**Your task**
Write out the whole listing again, exactly as given.
>> start Listed records
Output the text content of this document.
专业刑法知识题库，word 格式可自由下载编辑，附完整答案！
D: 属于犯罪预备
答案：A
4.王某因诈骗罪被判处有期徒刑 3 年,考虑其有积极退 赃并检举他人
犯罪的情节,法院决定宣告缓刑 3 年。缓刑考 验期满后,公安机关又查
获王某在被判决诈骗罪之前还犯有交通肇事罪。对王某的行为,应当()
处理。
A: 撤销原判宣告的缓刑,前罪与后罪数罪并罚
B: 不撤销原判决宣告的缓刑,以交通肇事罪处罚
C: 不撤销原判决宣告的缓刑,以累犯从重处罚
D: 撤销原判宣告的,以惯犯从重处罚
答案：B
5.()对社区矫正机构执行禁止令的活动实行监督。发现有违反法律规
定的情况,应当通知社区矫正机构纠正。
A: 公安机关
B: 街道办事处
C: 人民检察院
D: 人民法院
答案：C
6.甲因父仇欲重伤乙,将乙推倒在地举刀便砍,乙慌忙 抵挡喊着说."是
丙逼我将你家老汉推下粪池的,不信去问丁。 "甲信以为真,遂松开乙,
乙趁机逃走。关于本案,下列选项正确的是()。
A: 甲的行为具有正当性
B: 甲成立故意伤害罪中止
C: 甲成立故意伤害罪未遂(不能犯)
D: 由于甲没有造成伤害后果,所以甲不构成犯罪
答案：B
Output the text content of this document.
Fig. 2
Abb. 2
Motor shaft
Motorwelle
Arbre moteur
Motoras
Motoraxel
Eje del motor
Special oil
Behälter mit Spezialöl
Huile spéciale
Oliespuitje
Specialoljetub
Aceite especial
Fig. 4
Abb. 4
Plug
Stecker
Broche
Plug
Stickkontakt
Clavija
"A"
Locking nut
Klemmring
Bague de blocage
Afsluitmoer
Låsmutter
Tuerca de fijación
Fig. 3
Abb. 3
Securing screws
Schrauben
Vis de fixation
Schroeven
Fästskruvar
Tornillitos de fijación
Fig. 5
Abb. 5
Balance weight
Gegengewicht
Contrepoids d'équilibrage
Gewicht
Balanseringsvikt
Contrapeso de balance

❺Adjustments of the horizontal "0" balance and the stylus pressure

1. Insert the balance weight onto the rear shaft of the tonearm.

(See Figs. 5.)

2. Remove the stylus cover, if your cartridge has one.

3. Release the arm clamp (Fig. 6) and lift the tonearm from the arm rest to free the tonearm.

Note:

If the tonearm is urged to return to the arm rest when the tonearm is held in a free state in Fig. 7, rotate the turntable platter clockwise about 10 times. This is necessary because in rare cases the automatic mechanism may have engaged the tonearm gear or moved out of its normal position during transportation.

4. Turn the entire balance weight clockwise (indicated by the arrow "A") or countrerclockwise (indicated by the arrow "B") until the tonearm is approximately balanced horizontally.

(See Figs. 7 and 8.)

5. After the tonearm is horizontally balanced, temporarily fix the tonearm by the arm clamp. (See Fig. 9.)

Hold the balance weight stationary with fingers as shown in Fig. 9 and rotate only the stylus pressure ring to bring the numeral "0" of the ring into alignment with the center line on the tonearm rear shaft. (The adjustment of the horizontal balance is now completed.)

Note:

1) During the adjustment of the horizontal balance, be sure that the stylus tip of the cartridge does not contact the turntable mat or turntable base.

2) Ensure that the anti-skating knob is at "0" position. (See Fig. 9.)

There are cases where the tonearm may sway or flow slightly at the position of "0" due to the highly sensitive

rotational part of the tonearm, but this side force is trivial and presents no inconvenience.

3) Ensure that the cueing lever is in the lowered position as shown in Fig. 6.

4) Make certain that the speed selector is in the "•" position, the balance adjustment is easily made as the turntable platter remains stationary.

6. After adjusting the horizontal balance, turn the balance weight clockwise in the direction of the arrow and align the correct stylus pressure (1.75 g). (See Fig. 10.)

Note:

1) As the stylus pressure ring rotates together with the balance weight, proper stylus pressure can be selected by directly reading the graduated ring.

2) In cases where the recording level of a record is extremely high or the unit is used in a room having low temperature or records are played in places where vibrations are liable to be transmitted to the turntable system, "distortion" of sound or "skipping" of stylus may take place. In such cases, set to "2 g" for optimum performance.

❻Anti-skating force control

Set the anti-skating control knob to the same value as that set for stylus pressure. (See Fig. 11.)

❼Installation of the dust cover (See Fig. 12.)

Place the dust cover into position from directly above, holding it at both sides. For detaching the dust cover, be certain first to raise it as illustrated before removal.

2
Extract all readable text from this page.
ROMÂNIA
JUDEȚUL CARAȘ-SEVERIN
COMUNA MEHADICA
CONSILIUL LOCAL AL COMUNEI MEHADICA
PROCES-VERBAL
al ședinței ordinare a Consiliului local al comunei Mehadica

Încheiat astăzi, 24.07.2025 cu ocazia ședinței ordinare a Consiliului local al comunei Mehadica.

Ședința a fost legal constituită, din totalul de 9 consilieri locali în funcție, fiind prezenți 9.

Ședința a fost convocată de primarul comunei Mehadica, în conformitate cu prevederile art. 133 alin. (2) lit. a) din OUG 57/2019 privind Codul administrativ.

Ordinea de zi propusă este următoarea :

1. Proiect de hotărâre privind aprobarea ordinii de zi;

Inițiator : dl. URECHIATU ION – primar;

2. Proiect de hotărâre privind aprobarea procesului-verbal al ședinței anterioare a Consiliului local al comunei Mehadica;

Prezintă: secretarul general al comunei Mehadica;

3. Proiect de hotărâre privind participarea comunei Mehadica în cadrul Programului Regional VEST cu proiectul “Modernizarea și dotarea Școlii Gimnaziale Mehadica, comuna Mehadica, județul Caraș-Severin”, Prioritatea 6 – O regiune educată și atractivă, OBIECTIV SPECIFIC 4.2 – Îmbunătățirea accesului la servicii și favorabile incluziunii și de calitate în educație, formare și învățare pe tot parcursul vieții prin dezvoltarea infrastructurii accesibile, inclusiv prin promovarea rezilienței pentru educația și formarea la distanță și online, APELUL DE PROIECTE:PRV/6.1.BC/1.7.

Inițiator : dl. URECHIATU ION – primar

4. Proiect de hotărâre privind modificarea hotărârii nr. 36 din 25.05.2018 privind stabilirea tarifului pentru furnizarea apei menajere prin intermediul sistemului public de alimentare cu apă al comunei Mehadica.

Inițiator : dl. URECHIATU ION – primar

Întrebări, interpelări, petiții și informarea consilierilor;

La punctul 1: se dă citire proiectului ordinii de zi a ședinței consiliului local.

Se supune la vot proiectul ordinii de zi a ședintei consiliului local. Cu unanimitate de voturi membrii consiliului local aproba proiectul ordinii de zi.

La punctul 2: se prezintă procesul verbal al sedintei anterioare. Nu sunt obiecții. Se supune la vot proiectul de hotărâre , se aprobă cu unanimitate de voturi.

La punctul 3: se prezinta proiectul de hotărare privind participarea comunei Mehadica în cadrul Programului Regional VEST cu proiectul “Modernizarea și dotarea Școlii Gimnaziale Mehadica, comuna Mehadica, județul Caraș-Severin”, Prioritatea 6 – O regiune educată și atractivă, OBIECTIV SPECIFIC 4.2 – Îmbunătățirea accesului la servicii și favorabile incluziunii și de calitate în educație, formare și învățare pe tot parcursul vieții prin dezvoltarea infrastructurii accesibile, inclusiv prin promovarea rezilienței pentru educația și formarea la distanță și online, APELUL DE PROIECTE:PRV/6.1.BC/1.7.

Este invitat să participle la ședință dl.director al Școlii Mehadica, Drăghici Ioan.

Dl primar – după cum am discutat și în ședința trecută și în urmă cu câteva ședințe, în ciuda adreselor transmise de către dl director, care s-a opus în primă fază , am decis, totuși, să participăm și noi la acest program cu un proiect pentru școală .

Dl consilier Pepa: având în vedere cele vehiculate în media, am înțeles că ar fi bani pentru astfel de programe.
>> end Listed records
**Written response**
Output the text content of this document.
专业刑法知识题库，word 格式可自由下载编辑，附完整答案！
D: 属于犯罪预备
答案：A
4.王某因诈骗罪被判处有期徒刑 3 年,考虑其有积极退 赃并检举他人
犯罪的情节,法院决定宣告缓刑 3 年。缓刑考 验期满后,公安机关又查
获王某在被判决诈骗罪之前还犯有交通肇事罪。对王某的行为,应当()
处理。
A: 撤销原判宣告的缓刑,前罪与后罪数罪并罚
B: 不撤销原判决宣告的缓刑,以交通肇事罪处罚
C: 不撤销原判决宣告的缓刑,以累犯从重处罚
D: 撤销原判宣告的,以惯犯从重处罚
答案：B
5.()对社区矫正机构执行禁止令的活动实行监督。发现有违反法律规
定的情况,应当通知社区矫正机构纠正。
A: 公安机关
B: 街道办事处
C: 人民检察院
D: 人民法院
答案：C
6.甲因父仇欲重伤乙,将乙推倒在地举刀便砍,乙慌忙 抵挡喊着说."是
丙逼我将你家老汉推下粪池的,不信去问丁。 "甲信以为真,遂松开乙,
乙趁机逃走。关于本案,下列选项正确的是()。
A: 甲的行为具有正当性
B: 甲成立故意伤害罪中止
C: 甲成立故意伤害罪未遂(不能犯)
D: 由于甲没有造成伤害后果,所以甲不构成犯罪
答案：B
Output the text content of this document.
Fig. 2
Abb. 2
Motor shaft
Motorwelle
Arbre moteur
Motoras
Motoraxel
Eje del motor
Special oil
Behälter mit Spezialöl
Huile spéciale
Oliespuitje
Specialoljetub
Aceite especial
Fig. 4
Abb. 4
Plug
Stecker
Broche
Plug
Stickkontakt
Clavija
"A"
Locking nut
Klemmring
Bague de blocage
Afsluitmoer
Låsmutter
Tuerca de fijación
Fig. 3
Abb. 3
Securing screws
Schrauben
Vis de fixation
Schroeven
Fästskruvar
Tornillitos de fijación
Fig. 5
Abb. 5
Balance weight
Gegengewicht
Contrepoids d'équilibrage
Gewicht
Balanseringsvikt
Contrapeso de balance

❺Adjustments of the horizontal "0" balance and the stylus pressure

1. Insert the balance weight onto the rear shaft of the tonearm.

(See Figs. 5.)

2. Remove the stylus cover, if your cartridge has one.

3. Release the arm clamp (Fig. 6) and lift the tonearm from the arm rest to free the tonearm.

Note:

If the tonearm is urged to return to the arm rest when the tonearm is held in a free state in Fig. 7, rotate the turntable platter clockwise about 10 times. This is necessary because in rare cases the automatic mechanism may have engaged the tonearm gear or moved out of its normal position during transportation.

4. Turn the entire balance weight clockwise (indicated by the arrow "A") or countrerclockwise (indicated by the arrow "B") until the tonearm is approximately balanced horizontally.

(See Figs. 7 and 8.)

5. After the tonearm is horizontally balanced, temporarily fix the tonearm by the arm clamp. (See Fig. 9.)

Hold the balance weight stationary with fingers as shown in Fig. 9 and rotate only the stylus pressure ring to bring the numeral "0" of the ring into alignment with the center line on the tonearm rear shaft. (The adjustment of the horizontal balance is now completed.)

Note:

1) During the adjustment of the horizontal balance, be sure that the stylus tip of the cartridge does not contact the turntable mat or turntable base.

2) Ensure that the anti-skating knob is at "0" position. (See Fig. 9.)

There are cases where the tonearm may sway or flow slightly at the position of "0" due to the highly sensitive

rotational part of the tonearm, but this side force is trivial and presents no inconvenience.

3) Ensure that the cueing lever is in the lowered position as shown in Fig. 6.

4) Make certain that the speed selector is in the "•" position, the balance adjustment is easily made as the turntable platter remains stationary.

6. After adjusting the horizontal balance, turn the balance weight clockwise in the direction of the arrow and align the correct stylus pressure (1.75 g). (See Fig. 10.)

Note:

1) As the stylus pressure ring rotates together with the balance weight, proper stylus pressure can be selected by directly reading the graduated ring.

2) In cases where the recording level of a record is extremely high or the unit is used in a room having low temperature or records are played in places where vibrations are liable to be transmitted to the turntable system, "distortion" of sound or "skipping" of stylus may take place. In such cases, set to "2 g" for optimum performance.

❻Anti-skating force control

Set the anti-skating control knob to the same value as that set for stylus pressure. (See Fig. 11.)

❼Installation of the dust cover (See Fig. 12.)

Place the dust cover into position from directly above, holding it at both sides. For detaching the dust cover, be certain first to raise it as illustrated before removal.

2
Extract all readable text from this page.
ROMÂNIA
JUDEȚUL CARAȘ-SEVERIN
COMUNA MEHADICA
CONSILIUL LOCAL AL COMUNEI MEHADICA
PROCES-VERBAL
al ședinței ordinare a Consiliului local al comunei Mehadica

Încheiat astăzi, 24.07.2025 cu ocazia ședinței ordinare a Consiliului local al comunei Mehadica.

Ședința a fost legal constituită, din totalul de 9 consilieri locali în funcție, fiind prezenți 9.

Ședința a fost convocată de primarul comunei Mehadica, în conformitate cu prevederile art. 133 alin. (2) lit. a) din OUG 57/2019 privind Codul administrativ.

Ordinea de zi propusă este următoarea :

1. Proiect de hotărâre privind aprobarea ordinii de zi;

Inițiator : dl. URECHIATU ION – primar;

2. Proiect de hotărâre privind aprobarea procesului-verbal al ședinței anterioare a Consiliului local al comunei Mehadica;

Prezintă: secretarul general al comunei Mehadica;

3. Proiect de hotărâre privind participarea comunei Mehadica în cadrul Programului Regional VEST cu proiectul “Modernizarea și dotarea Școlii Gimnaziale Mehadica, comuna Mehadica, județul Caraș-Severin”, Prioritatea 6 – O regiune educată și atractivă, OBIECTIV SPECIFIC 4.2 – Îmbunătățirea accesului la servicii și favorabile incluziunii și de calitate în educație, formare și învățare pe tot parcursul vieții prin dezvoltarea infrastructurii accesibile, inclusiv prin promovarea rezilienței pentru educația și formarea la distanță și online, APELUL DE PROIECTE:PRV/6.1.BC/1.7.

Inițiator : dl. URECHIATU ION – primar

4. Proiect de hotărâre privind modificarea hotărârii nr. 36 din 25.05.2018 privind stabilirea tarifului pentru furnizarea apei menajere prin intermediul sistemului public de alimentare cu apă al comunei Mehadica.

Inițiator : dl. URECHIATU ION – primar

Întrebări, interpelări, petiții și informarea consilierilor;

La punctul 1: se dă citire proiectului ordinii de zi a ședinței consiliului local.

Se supune la vot proiectul ordinii de zi a ședintei consiliului local. Cu unanimitate de voturi membrii consiliului local aproba proiectul ordinii de zi.

La punctul 2: se prezintă procesul verbal al sedintei anterioare. Nu sunt obiecții. Se supune la vot proiectul de hotărâre , se aprobă cu unanimitate de voturi.

La punctul 3: se prezinta proiectul de hotărare privind participarea comunei Mehadica în cadrul Programului Regional VEST cu proiectul “Modernizarea și dotarea Școlii Gimnaziale Mehadica, comuna Mehadica, județul Caraș-Severin”, Prioritatea 6 – O regiune educată și atractivă, OBIECTIV SPECIFIC 4.2 – Îmbunătățirea accesului la servicii și favorabile incluziunii și de calitate în educație, formare și învățare pe tot parcursul vieții prin dezvoltarea infrastructurii accesibile, inclusiv prin promovarea rezilienței pentru educația și formarea la distanță și online, APELUL DE PROIECTE:PRV/6.1.BC/1.7.

Este invitat să participle la ședință dl.director al Școlii Mehadica, Drăghici Ioan.

Dl primar – după cum am discutat și în ședința trecută și în urmă cu câteva ședințe, în ciuda adreselor transmise de către dl director, care s-a opus în primă fază , am decis, totuși, să participăm și noi la acest program cu un proiect pentru școală .

Dl consilier Pepa: având în vedere cele vehiculate în media, am înțeles că ar fi bani pentru astfel de programe.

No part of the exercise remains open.